### TASK OBJECTIVE
Output the stretch of the data below from the line containing "study-banner <box>150 122 455 248</box>" through the line containing "hanzi-line: 街 道", reproducing each line without any change.

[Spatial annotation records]
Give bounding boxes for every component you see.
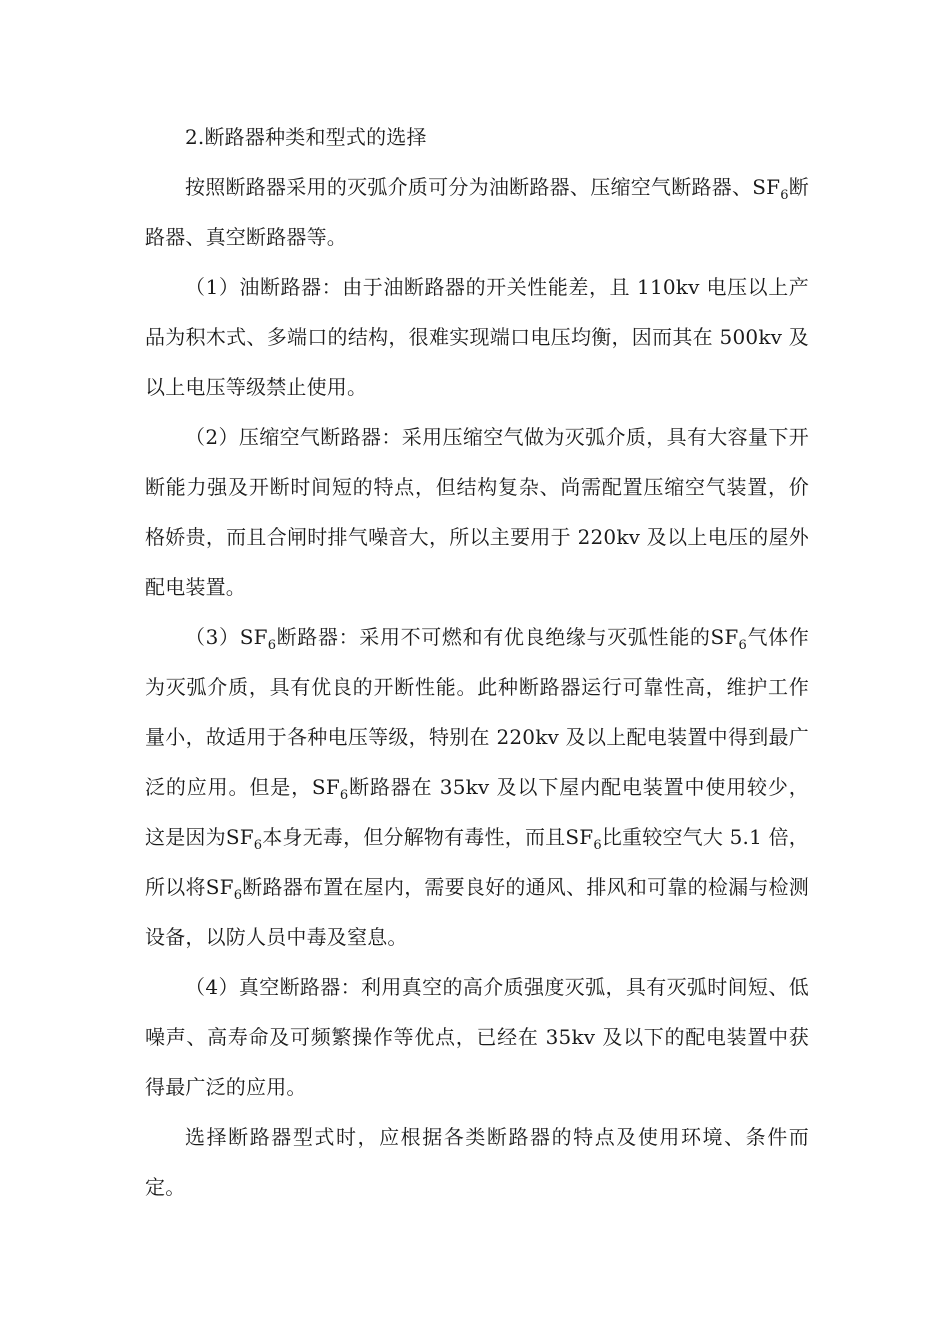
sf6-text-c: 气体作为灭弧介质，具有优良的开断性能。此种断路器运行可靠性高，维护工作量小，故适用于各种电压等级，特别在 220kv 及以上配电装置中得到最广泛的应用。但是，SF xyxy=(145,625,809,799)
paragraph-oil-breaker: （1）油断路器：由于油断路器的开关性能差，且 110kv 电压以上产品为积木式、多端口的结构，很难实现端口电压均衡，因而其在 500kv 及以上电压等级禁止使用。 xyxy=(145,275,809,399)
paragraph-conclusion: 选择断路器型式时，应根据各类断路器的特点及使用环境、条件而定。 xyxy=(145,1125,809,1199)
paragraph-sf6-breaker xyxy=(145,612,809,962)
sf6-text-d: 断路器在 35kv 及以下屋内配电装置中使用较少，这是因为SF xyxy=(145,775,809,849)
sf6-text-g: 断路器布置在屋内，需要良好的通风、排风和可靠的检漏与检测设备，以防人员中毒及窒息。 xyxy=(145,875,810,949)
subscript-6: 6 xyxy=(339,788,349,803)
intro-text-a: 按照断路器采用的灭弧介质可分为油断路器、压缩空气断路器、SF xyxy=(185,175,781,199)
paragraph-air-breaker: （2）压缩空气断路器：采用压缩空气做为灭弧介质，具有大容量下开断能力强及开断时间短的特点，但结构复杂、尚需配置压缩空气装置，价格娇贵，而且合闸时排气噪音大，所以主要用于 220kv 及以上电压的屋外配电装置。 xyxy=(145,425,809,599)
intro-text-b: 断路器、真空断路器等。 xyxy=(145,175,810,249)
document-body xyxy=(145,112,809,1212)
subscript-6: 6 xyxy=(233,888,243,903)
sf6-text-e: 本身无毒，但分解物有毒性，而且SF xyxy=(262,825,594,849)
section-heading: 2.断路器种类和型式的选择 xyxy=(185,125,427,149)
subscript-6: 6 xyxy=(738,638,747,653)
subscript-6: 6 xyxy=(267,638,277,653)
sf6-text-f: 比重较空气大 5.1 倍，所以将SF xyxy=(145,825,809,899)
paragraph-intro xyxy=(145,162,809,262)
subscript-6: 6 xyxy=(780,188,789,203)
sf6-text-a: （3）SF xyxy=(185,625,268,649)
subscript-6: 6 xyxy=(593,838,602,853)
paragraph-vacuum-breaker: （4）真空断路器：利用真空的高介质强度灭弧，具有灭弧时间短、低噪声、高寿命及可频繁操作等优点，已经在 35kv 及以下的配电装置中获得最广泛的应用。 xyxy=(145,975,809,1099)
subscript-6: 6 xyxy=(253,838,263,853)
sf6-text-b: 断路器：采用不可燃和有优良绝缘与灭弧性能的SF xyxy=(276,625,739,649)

==

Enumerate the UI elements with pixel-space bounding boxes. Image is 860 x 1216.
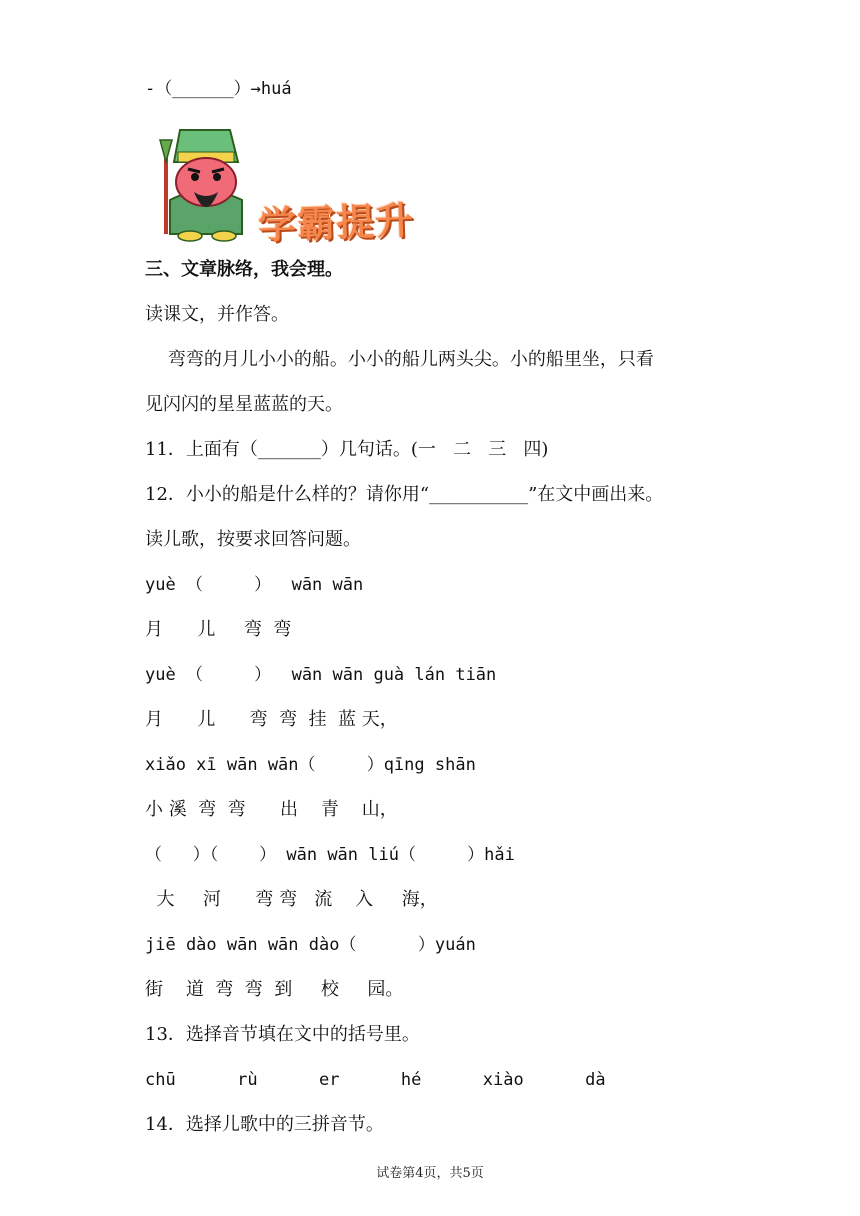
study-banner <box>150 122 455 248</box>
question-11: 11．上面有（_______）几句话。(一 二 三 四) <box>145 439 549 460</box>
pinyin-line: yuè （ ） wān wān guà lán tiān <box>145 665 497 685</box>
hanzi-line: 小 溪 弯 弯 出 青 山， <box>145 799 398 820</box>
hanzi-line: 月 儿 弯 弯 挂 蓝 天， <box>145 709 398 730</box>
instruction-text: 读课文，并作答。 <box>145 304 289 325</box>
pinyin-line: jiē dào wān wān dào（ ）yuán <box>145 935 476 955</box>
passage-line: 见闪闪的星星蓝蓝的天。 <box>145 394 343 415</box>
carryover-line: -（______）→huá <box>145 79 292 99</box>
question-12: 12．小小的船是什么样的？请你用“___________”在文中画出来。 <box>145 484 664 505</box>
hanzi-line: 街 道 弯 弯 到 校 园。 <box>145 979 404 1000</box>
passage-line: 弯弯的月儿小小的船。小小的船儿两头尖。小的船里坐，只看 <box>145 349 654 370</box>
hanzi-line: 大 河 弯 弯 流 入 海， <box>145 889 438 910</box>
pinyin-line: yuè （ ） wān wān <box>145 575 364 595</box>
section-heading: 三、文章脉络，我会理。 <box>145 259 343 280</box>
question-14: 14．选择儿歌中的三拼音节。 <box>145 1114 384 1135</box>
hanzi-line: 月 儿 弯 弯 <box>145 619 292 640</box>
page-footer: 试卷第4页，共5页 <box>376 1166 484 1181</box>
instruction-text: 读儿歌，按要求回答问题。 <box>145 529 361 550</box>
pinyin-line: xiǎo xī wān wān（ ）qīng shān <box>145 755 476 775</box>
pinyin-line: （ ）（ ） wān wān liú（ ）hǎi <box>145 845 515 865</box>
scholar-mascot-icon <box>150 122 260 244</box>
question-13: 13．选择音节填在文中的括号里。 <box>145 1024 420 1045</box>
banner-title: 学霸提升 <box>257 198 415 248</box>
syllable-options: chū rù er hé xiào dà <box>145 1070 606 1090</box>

### FINISHED EXERCISE
study-banner <box>150 122 455 248</box>
question-11: 11．上面有（_______）几句话。(一 二 三 四) <box>145 439 549 460</box>
pinyin-line: yuè （ ） wān wān guà lán tiān <box>145 665 497 685</box>
hanzi-line: 小 溪 弯 弯 出 青 山， <box>145 799 398 820</box>
hanzi-line: 月 儿 弯 弯 挂 蓝 天， <box>145 709 398 730</box>
instruction-text: 读课文，并作答。 <box>145 304 289 325</box>
pinyin-line: jiē dào wān wān dào（ ）yuán <box>145 935 476 955</box>
passage-line: 见闪闪的星星蓝蓝的天。 <box>145 394 343 415</box>
carryover-line: -（______）→huá <box>145 79 292 99</box>
question-12: 12．小小的船是什么样的？请你用“___________”在文中画出来。 <box>145 484 664 505</box>
hanzi-line: 街 道 弯 弯 到 校 园。 <box>145 979 404 1000</box>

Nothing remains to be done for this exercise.